### Input records
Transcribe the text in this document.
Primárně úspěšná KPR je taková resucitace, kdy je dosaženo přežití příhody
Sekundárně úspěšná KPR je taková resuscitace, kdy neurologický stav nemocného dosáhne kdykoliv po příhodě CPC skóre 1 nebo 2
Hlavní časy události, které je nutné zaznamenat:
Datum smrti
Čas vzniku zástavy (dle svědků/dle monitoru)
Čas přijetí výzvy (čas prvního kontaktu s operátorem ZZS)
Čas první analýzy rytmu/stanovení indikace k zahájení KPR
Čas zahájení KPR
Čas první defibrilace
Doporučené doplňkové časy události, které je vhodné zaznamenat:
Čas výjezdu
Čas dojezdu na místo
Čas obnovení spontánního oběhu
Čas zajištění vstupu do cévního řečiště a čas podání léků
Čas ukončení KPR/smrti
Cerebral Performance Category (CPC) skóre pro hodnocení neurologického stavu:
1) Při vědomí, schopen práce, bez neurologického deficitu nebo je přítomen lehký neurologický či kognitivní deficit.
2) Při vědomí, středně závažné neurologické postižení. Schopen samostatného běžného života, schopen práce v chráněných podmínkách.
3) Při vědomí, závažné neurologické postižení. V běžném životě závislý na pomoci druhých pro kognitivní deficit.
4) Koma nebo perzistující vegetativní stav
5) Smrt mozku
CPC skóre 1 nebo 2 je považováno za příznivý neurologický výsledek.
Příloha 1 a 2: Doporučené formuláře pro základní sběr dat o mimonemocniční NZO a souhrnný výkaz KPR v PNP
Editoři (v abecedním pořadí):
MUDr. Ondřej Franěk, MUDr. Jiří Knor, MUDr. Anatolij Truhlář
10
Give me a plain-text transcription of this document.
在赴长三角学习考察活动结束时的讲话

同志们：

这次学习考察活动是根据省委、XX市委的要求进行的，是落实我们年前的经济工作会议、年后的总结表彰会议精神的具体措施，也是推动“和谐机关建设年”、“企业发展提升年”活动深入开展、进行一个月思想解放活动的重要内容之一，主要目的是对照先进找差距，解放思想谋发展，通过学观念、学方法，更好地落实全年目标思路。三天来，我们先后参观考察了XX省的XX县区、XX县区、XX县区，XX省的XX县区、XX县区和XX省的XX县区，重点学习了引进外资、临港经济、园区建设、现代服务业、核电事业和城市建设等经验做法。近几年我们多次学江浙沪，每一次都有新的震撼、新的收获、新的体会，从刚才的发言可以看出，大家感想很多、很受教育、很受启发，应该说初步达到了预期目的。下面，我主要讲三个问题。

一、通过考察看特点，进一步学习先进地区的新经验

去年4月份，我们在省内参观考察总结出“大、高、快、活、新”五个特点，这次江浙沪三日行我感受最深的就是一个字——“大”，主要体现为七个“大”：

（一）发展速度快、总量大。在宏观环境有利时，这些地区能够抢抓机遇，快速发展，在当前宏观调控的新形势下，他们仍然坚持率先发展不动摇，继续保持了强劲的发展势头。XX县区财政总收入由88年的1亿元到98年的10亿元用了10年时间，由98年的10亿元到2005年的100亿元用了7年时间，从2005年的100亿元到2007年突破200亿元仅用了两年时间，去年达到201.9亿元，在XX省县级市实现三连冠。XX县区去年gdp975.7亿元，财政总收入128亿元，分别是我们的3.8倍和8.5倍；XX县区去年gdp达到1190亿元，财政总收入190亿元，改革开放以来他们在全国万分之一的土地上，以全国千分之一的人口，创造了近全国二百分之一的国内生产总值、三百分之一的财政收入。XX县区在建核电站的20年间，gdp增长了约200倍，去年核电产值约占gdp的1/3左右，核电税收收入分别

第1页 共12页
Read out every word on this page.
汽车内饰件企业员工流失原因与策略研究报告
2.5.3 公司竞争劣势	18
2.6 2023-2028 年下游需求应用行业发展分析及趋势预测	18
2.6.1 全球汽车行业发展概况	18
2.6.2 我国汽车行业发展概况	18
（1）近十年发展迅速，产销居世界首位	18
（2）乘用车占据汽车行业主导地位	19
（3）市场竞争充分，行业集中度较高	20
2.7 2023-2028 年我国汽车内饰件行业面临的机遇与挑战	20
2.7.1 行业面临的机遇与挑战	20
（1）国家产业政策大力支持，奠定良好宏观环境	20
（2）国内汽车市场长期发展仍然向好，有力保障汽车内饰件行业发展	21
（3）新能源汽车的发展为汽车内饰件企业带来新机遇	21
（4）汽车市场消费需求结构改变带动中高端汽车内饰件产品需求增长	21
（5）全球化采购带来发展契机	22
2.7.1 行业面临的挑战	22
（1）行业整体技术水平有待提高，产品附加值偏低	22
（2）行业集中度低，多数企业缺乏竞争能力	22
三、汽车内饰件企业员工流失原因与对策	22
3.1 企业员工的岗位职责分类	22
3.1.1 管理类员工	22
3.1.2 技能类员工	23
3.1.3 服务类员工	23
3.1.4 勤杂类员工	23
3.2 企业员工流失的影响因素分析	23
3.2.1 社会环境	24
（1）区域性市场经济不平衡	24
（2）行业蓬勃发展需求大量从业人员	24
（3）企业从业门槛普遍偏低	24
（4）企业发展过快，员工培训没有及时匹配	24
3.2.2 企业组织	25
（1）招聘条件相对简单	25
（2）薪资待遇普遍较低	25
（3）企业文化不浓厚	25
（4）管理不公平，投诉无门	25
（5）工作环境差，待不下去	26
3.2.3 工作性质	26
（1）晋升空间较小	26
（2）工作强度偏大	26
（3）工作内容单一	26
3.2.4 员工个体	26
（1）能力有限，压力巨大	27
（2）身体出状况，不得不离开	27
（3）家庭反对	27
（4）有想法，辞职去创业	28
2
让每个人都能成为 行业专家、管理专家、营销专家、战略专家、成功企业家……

### Task description
Determine how many of the lines above hold the word "skóre", and output that number by itself.

### Answer to the exercise
3